Records:

--- Start ---

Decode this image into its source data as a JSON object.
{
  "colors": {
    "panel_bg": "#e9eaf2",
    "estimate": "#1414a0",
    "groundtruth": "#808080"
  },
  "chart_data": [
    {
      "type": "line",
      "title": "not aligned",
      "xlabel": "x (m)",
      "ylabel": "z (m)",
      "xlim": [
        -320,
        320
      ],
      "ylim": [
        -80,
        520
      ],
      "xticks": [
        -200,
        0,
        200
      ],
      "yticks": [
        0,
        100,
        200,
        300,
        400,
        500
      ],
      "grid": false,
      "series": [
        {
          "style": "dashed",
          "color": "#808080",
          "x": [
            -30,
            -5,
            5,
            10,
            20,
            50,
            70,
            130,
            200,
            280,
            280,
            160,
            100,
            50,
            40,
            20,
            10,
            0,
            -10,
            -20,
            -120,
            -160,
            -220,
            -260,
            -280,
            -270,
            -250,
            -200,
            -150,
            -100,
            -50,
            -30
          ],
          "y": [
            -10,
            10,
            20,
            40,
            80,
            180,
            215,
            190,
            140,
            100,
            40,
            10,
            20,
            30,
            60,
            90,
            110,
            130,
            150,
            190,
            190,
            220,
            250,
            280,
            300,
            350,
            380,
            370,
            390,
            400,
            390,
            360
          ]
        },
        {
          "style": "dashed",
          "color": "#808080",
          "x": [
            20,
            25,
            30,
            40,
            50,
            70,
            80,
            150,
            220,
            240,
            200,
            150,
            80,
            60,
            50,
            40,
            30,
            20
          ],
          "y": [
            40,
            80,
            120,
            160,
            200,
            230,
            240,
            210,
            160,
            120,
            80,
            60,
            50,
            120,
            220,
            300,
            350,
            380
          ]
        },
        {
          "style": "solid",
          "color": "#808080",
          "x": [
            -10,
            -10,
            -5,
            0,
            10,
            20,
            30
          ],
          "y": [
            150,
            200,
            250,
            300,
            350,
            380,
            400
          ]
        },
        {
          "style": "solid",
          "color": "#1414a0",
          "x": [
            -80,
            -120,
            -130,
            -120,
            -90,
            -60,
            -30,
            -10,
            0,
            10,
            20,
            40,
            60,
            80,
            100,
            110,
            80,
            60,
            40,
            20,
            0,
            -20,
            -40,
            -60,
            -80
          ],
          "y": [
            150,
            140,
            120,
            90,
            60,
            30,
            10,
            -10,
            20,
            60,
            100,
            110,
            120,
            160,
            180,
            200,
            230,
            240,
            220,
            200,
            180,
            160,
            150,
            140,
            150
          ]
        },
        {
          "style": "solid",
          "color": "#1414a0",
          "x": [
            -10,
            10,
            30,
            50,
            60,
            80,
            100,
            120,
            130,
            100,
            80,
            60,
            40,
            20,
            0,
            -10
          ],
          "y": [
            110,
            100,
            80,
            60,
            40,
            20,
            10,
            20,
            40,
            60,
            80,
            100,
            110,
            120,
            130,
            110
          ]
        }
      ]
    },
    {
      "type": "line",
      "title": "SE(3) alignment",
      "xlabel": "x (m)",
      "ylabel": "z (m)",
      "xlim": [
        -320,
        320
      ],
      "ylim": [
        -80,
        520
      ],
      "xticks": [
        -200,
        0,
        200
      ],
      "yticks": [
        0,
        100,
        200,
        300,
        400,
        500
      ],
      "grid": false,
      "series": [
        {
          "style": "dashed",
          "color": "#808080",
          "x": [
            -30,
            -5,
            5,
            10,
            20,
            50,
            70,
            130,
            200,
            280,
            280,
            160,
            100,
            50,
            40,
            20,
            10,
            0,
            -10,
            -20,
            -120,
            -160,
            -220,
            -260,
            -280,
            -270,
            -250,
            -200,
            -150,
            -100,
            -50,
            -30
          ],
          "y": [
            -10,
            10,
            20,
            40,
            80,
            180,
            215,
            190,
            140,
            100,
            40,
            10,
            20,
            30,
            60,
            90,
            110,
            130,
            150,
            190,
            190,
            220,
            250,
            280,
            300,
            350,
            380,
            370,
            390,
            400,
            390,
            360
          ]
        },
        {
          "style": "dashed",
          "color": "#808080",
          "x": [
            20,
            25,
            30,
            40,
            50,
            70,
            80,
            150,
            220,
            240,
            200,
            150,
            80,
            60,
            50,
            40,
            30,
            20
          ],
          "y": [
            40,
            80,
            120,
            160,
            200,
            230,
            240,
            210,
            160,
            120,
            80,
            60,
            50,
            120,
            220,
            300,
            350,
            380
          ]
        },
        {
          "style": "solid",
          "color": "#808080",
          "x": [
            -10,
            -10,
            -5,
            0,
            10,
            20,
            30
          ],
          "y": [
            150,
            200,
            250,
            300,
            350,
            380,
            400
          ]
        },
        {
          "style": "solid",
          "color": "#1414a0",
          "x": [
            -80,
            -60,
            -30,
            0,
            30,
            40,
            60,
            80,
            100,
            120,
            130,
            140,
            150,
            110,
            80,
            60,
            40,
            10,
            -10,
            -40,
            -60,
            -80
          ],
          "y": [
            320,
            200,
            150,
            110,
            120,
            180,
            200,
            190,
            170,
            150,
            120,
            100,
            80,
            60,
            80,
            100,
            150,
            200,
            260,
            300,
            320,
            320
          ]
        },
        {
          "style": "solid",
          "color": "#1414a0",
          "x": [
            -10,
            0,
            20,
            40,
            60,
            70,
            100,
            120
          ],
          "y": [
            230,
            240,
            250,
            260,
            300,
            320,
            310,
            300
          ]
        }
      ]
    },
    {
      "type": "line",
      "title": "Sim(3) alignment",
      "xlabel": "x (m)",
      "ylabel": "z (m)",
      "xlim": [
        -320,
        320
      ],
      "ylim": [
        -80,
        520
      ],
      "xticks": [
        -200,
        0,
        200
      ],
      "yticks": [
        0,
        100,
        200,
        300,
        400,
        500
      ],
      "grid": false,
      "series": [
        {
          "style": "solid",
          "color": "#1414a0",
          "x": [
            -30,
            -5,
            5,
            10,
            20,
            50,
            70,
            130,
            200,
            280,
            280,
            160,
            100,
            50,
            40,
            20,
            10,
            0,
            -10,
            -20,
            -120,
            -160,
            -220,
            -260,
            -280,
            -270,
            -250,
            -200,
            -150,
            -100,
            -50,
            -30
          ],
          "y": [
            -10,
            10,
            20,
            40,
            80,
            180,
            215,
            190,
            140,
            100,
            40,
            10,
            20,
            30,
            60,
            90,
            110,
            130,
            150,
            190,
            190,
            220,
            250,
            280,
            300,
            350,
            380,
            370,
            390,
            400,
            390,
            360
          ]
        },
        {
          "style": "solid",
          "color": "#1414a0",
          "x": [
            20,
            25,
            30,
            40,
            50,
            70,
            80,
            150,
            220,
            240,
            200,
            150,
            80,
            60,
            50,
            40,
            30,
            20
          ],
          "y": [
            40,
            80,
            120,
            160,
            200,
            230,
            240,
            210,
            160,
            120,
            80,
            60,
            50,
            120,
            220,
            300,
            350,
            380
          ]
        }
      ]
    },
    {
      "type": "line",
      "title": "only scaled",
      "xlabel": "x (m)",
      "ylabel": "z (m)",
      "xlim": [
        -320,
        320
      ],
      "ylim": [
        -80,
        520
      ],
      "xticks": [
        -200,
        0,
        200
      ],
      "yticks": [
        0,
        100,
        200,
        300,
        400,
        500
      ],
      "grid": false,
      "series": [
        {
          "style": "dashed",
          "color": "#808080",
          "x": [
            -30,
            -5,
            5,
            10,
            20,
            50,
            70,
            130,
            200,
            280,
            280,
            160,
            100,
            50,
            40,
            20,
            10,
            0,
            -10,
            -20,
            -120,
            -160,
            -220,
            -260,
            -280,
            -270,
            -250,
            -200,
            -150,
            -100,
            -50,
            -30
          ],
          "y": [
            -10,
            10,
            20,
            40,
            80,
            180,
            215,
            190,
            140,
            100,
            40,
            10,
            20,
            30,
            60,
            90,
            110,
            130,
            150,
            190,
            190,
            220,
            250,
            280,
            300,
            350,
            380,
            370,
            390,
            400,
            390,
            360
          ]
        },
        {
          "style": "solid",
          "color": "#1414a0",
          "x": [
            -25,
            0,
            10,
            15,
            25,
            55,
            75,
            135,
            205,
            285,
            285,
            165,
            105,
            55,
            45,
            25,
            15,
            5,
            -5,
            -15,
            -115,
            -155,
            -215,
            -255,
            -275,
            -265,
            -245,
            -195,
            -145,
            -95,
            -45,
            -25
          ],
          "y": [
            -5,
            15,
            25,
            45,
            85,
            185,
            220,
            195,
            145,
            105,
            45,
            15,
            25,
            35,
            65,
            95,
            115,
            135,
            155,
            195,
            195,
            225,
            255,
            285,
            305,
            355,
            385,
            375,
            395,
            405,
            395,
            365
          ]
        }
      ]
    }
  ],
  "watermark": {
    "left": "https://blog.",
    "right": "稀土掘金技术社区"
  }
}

--- End ---

• THE TASK
Copy out all lines above that include the string "alignment".

• SOLUTION FOR THIS PROBLEM
      "title": "SE(3) alignment",
      "title": "Sim(3) alignment",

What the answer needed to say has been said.